_INSTRUÇÕES DO EXERCÍCIO:_
1. Segundo o artigo sobre a Emenda de Kigali, quantas vezes o potencial de aquecimento global do R410A supera o do dióxido de carbono?
2. Transcreva do artigo sobre a Emenda de Kigali o trecho que se inicia com as palavras "De olho no clima, os" e se encerra com "dióxido de carbono.".
3. Resuma o artigo sobre a Emenda de Kigali em duas frases.

_TRECHO DA PÁGINA:_

►

Artigo publicado no jornal O Globo, em 20/04/2021

As cerejeiras no Japão estão florescendo dez dias mais cedo do que o esperado na primavera oriental. A antecipação pode soar poética, mas é, na verdade, uma resposta da natureza ao aquecimento global. De acordo com o documento "State of the Climate 2019", relatório elaborado por cientistas de todo o mundo, a década passada foi a mais quente da história do planeta, e 2019 esteve entre os três anos com as mais altas temperaturas já registradas desde o século 19.

De olho no clima, os governos de mais de 100 países já ratificaram a Emenda de Kigali, que tem como principal objetivo estabelecer um cronograma de redução gradual no consumo dos hidrofluorcarbonetos (HFCs). Esses gases são usados como fluidos refrigerantes em condicionadores de ar, geladeiras e freezers e têm elevadíssimo impacto no efeito estufa. Para se ter uma ideia, o gás mais utilizado na maior parte dos aparelhos de ar condicionado à venda no Brasil, o R410A, tem potencial de aquecimento global duas mil vezes superior ao do dióxido de carbono.

No Brasil, o projeto de aprovação da emenda já passou pelas comissões da Câmara dos Deputados e aguarda há um ano e meio para ser levado ao plenário. Se for ratificada, a Emenda de Kigali aproximará o Brasil dos Estados Unidos e das demais nações da OCDE nos esforços para desacelerar o aquecimento global. Alvo de manifestações negativas internacionais pela forma como vem lidando com o desmatamento da Amazônia, o país enfrenta também críticas relativas ao descompasso em implementar medidas cuja execução é muito mais simples, como o cronograma de redução escalonada de consumo dos gases HFCs definido pela emenda.

◄

_REGISTROS LISTADOS:_
►

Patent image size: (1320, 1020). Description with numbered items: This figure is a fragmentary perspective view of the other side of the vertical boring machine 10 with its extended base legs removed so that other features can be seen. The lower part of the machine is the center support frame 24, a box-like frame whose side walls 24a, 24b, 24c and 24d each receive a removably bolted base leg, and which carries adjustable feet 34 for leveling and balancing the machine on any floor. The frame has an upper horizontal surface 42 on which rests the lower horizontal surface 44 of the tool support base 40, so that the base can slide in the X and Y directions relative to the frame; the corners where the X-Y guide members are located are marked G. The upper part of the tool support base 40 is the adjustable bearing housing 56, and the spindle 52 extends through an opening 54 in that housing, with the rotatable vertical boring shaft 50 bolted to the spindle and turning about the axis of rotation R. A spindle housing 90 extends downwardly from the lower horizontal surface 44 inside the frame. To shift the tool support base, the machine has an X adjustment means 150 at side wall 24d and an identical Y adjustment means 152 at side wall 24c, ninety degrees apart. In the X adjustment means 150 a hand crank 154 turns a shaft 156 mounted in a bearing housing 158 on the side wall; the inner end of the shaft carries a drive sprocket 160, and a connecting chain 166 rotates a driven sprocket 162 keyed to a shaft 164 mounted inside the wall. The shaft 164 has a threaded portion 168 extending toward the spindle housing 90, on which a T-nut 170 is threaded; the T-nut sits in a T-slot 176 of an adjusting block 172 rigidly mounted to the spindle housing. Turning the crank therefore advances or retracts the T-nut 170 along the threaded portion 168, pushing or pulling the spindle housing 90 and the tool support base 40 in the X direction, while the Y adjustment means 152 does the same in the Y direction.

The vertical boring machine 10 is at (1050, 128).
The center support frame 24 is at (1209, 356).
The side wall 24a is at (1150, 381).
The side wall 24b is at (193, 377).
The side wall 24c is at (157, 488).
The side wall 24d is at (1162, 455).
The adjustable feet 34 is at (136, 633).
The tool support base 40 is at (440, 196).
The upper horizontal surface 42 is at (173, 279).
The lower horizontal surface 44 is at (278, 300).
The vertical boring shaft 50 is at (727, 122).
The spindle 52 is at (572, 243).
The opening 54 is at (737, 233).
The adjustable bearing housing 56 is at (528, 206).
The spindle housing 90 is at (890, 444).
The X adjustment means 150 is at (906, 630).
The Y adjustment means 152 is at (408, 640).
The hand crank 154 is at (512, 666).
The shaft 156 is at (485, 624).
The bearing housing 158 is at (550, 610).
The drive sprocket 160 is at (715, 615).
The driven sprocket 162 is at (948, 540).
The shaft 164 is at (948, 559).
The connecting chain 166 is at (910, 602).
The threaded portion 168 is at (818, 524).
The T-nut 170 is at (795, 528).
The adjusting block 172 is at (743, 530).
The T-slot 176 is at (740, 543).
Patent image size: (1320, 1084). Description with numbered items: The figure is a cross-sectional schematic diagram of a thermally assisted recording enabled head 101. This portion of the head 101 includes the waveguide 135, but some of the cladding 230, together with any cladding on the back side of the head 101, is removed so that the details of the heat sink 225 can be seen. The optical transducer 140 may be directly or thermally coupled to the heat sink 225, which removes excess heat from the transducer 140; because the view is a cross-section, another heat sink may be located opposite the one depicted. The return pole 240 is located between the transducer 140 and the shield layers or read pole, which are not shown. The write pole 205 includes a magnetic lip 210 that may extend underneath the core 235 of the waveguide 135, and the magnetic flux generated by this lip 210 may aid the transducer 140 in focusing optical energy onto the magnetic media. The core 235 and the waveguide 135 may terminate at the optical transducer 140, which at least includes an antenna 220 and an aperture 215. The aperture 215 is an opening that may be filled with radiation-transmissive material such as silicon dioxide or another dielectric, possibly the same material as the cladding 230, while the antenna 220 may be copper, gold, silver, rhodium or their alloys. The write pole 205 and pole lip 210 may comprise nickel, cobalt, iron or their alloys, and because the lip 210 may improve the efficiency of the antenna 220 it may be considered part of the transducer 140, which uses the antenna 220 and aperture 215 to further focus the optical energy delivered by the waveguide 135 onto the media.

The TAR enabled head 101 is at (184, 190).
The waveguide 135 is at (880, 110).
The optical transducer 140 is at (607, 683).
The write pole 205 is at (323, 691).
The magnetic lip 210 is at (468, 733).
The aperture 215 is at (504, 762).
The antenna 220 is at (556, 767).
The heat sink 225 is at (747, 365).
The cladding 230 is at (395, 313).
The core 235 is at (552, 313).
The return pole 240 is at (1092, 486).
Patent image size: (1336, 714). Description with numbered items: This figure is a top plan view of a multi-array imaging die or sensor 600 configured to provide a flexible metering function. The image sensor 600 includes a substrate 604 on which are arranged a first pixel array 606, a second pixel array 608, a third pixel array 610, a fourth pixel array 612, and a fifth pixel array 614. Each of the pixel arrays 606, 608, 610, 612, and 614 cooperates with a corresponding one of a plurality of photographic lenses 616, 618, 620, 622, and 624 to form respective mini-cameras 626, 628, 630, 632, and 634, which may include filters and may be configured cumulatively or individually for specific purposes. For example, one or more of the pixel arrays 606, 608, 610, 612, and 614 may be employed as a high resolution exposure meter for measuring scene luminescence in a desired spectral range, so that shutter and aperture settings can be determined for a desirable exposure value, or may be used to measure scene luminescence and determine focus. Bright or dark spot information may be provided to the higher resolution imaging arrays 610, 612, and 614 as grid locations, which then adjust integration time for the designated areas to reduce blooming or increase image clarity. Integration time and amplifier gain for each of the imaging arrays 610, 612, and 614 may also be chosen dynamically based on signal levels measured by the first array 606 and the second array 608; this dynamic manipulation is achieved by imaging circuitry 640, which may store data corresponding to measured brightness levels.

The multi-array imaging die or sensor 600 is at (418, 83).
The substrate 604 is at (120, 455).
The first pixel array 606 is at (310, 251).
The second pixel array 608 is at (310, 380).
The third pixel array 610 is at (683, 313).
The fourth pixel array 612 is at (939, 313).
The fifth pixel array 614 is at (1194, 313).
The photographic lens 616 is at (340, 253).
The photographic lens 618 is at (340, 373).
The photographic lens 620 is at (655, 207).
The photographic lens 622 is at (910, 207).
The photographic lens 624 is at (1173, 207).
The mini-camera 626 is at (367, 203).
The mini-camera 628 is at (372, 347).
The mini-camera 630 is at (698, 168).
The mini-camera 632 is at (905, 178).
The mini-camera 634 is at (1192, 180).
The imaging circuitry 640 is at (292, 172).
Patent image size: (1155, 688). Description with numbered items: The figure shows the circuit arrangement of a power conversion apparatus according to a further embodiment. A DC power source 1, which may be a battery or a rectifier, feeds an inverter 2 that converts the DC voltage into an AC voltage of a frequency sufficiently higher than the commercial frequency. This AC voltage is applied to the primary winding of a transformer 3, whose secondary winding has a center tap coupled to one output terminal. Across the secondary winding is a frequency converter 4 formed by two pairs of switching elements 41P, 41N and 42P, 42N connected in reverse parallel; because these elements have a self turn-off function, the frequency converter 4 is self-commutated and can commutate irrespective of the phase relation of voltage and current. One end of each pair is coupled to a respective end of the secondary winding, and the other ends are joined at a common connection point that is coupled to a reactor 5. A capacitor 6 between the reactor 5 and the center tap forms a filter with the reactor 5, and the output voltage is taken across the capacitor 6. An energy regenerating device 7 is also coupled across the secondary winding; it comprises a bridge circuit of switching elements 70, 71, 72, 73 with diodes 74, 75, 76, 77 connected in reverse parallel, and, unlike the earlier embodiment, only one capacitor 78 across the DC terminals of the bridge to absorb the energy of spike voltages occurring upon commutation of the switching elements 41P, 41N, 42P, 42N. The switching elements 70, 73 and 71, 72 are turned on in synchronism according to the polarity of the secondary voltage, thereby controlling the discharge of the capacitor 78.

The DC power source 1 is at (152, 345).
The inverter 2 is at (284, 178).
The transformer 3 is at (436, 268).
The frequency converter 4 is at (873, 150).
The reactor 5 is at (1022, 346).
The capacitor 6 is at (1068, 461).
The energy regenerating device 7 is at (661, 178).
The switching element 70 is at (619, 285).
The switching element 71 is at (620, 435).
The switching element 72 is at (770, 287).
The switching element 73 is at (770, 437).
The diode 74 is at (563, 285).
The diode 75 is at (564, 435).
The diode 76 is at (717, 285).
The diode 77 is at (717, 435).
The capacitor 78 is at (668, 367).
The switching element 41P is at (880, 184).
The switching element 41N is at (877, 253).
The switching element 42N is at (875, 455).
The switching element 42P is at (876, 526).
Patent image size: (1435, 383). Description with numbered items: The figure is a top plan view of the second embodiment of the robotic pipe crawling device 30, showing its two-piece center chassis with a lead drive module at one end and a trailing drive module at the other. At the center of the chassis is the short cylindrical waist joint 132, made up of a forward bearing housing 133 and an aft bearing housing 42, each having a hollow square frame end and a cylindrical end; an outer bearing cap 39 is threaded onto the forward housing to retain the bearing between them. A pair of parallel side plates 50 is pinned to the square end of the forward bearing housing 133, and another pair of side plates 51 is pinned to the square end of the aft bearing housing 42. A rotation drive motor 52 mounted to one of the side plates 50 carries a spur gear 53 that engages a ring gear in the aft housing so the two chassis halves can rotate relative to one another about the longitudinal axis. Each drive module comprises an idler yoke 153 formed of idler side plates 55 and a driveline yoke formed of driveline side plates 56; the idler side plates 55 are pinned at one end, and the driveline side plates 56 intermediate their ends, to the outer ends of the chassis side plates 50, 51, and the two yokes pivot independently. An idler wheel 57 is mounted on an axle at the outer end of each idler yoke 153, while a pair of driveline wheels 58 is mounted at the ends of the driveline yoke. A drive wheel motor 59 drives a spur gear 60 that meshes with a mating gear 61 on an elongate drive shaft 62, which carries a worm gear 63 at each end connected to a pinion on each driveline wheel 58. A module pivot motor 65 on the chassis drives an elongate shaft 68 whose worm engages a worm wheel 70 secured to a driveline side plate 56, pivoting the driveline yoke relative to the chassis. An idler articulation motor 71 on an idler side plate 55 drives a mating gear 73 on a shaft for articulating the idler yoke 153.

◄

_RESPOSTAS POR TAREFA:_
1. Duas mil vezes.

2.
De olho no clima, os governos de mais de 100 países já ratificaram a Emenda de Kigali, que tem como principal objetivo estabelecer um cronograma de redução gradual no consumo dos hidrofluorcarbonetos (HFCs). Esses gases são usados como fluidos refrigerantes em condicionadores de ar, geladeiras e freezers e têm elevadíssimo impacto no efeito estufa. Para se ter uma ideia, o gás mais utilizado na maior parte dos aparelhos de ar condicionado à venda no Brasil, o R410A, tem potencial de aquecimento global duas mil vezes superior ao do dióxido de carbono.

3. Segundo o relatório "State of the Climate 2019", a década passada foi a mais quente da história do planeta, e mais de 100 países já ratificaram a Emenda de Kigali, que estabelece a redução gradual do consumo de HFCs, gases refrigerantes de elevadíssimo impacto no efeito estufa. No Brasil, o projeto de aprovação da emenda aguarda há um ano e meio para ser levado ao plenário da Câmara dos Deputados, e o país enfrenta críticas pelo descompasso em implementar medidas simples como esse cronograma.